Pictures aside, write out every record exactly as it appears.
[start of DATASET RECORDS]
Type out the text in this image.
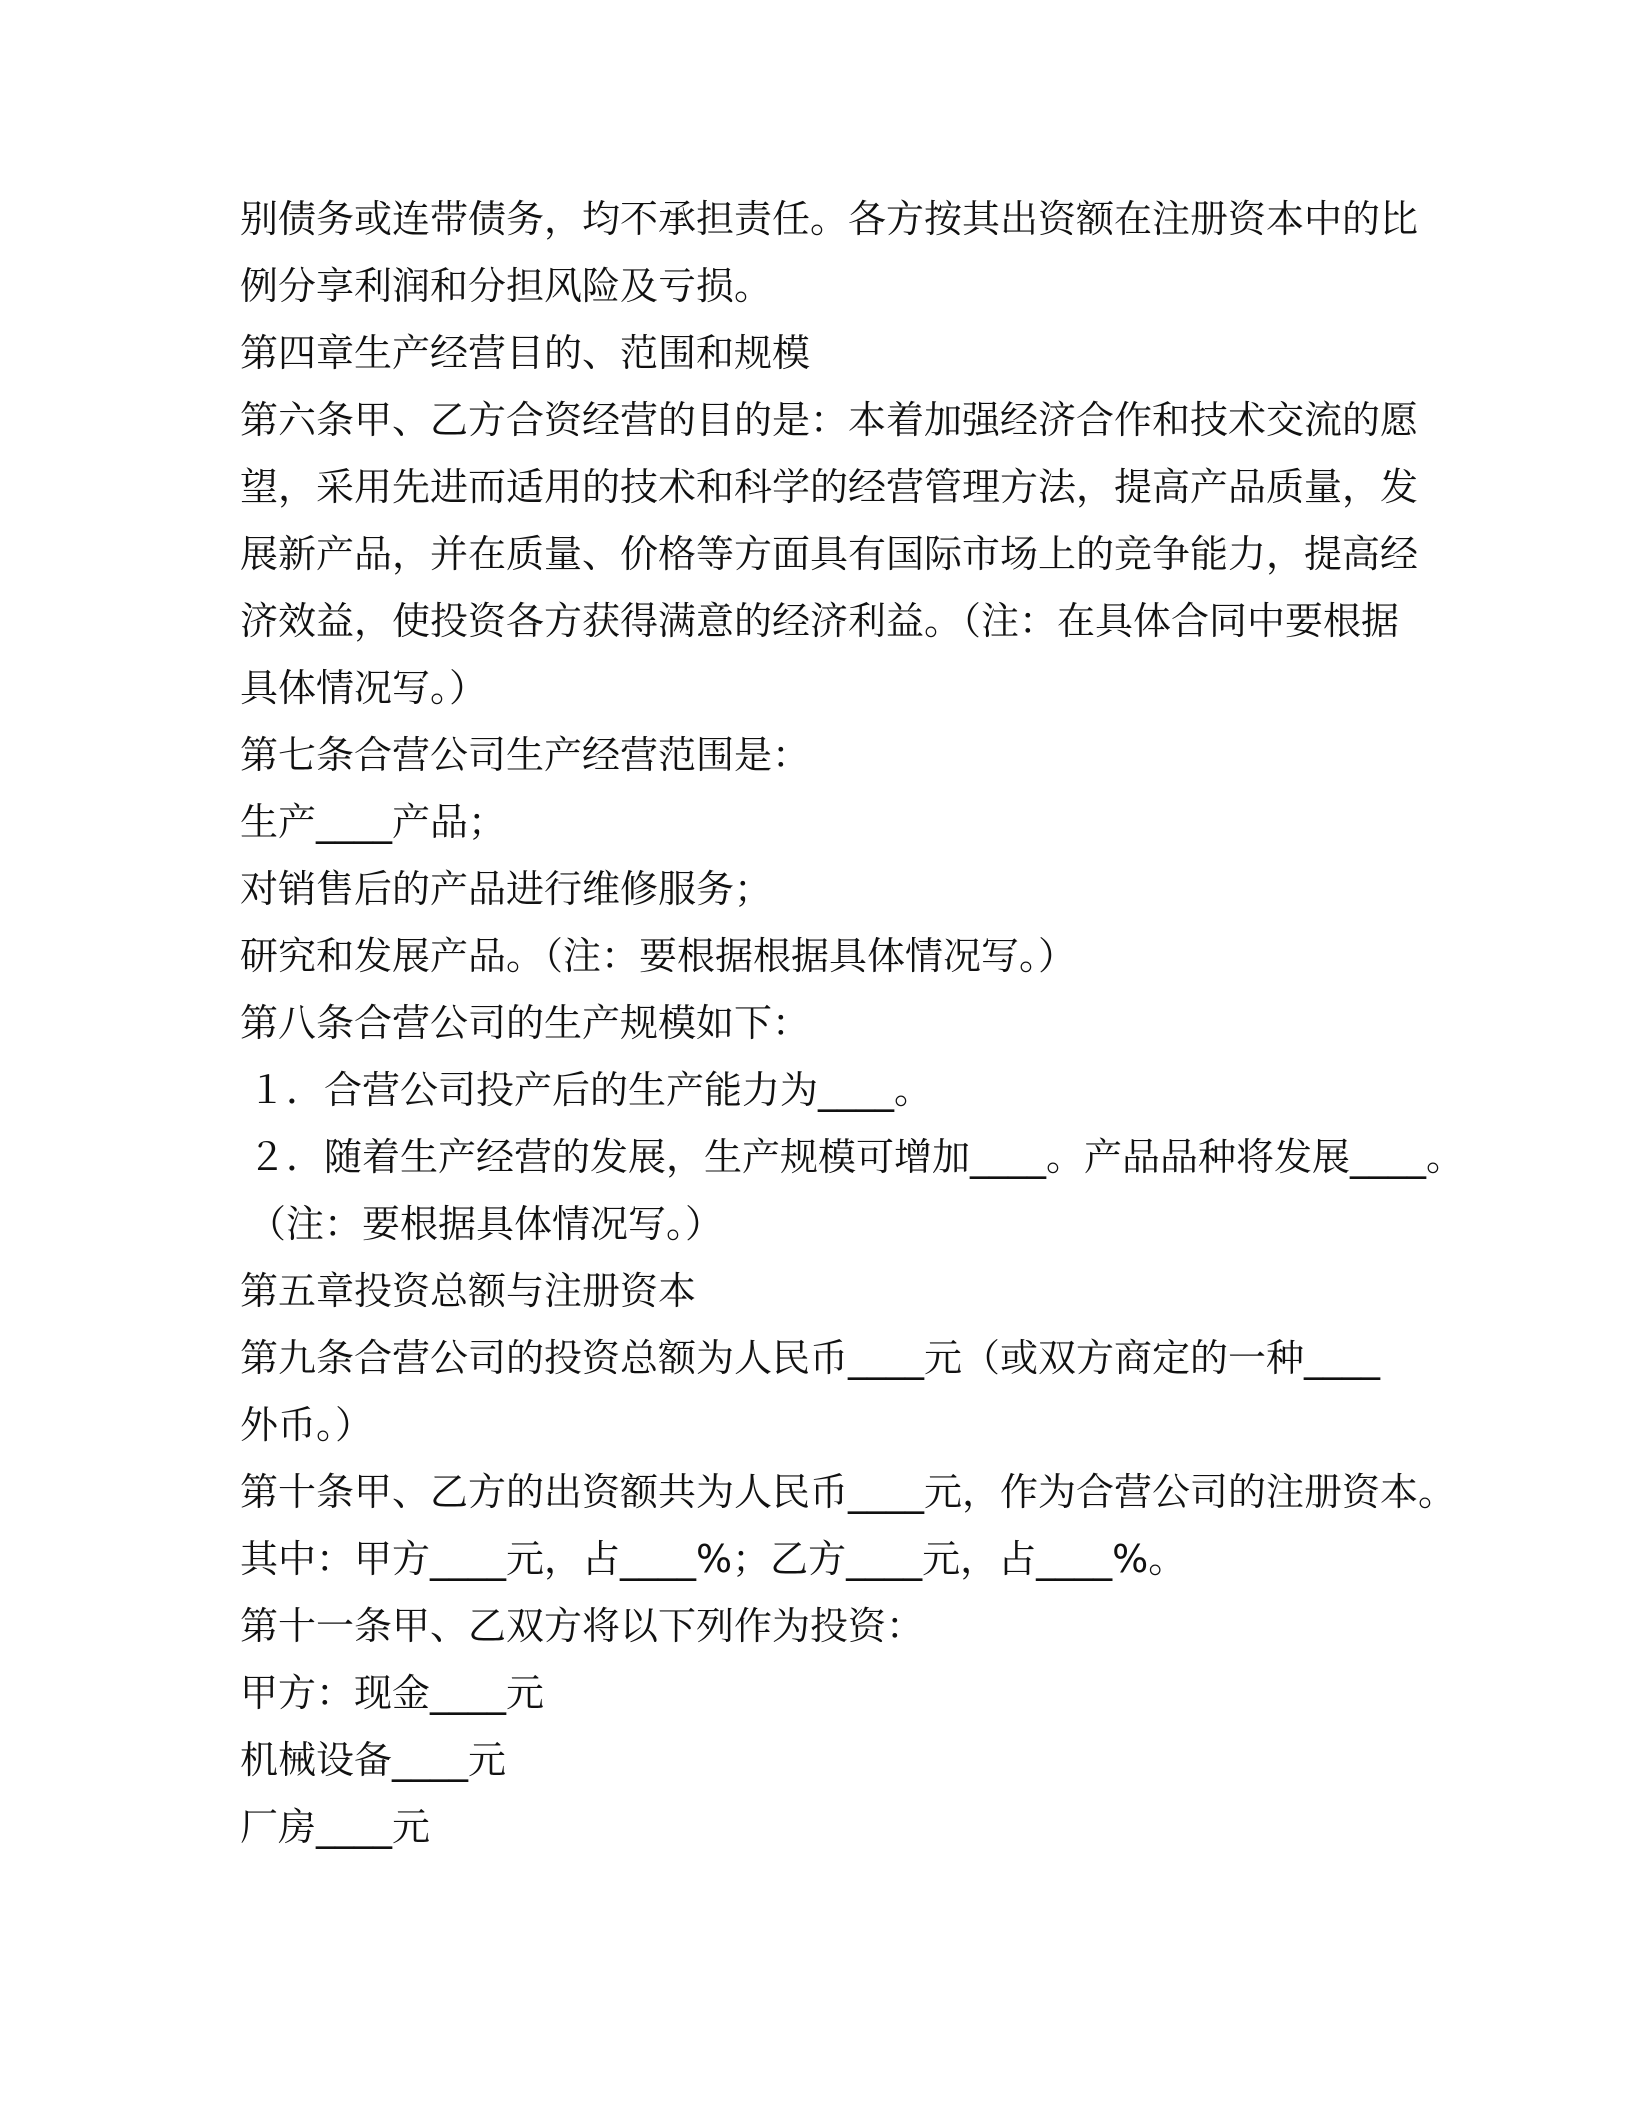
别债务或连带债务，均不承担责任。各方按其出资额在注册资本中的比
例分享利润和分担风险及亏损。
第四章生产经营目的、范围和规模
第六条甲、乙方合资经营的目的是：本着加强经济合作和技术交流的愿
望，采用先进而适用的技术和科学的经营管理方法，提高产品质量，发
展新产品，并在质量、价格等方面具有国际市场上的竞争能力，提高经
济效益，使投资各方获得满意的经济利益。（注：在具体合同中要根据
具体情况写。）
第七条合营公司生产经营范围是：
生产____产品；
对销售后的产品进行维修服务；
研究和发展产品。（注：要根据根据具体情况写。）
第八条合营公司的生产规模如下：
１．合营公司投产后的生产能力为____。
２．随着生产经营的发展，生产规模可增加____。产品品种将发展____。
（注：要根据具体情况写。）
第五章投资总额与注册资本
第九条合营公司的投资总额为人民币____元（或双方商定的一种____
外币。）
第十条甲、乙方的出资额共为人民币____元，作为合营公司的注册资本。
其中：甲方____元，占____%；乙方____元，占____%。
第十一条甲、乙双方将以下列作为投资：
甲方：现金____元
机械设备____元
厂房____元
[end of DATASET RECORDS]
_SOLUTION FOR THIS PROBLEM_
Type out the text in this image.
别债务或连带债务，均不承担责任。各方按其出资额在注册资本中的比
例分享利润和分担风险及亏损。
第四章生产经营目的、范围和规模
第六条甲、乙方合资经营的目的是：本着加强经济合作和技术交流的愿
望，采用先进而适用的技术和科学的经营管理方法，提高产品质量，发
展新产品，并在质量、价格等方面具有国际市场上的竞争能力，提高经
济效益，使投资各方获得满意的经济利益。（注：在具体合同中要根据
具体情况写。）
第七条合营公司生产经营范围是：
生产____产品；
对销售后的产品进行维修服务；
研究和发展产品。（注：要根据根据具体情况写。）
第八条合营公司的生产规模如下：
１．合营公司投产后的生产能力为____。
２．随着生产经营的发展，生产规模可增加____。产品品种将发展____。
（注：要根据具体情况写。）
第五章投资总额与注册资本
第九条合营公司的投资总额为人民币____元（或双方商定的一种____
外币。）
第十条甲、乙方的出资额共为人民币____元，作为合营公司的注册资本。
其中：甲方____元，占____%；乙方____元，占____%。
第十一条甲、乙双方将以下列作为投资：
甲方：现金____元
机械设备____元
厂房____元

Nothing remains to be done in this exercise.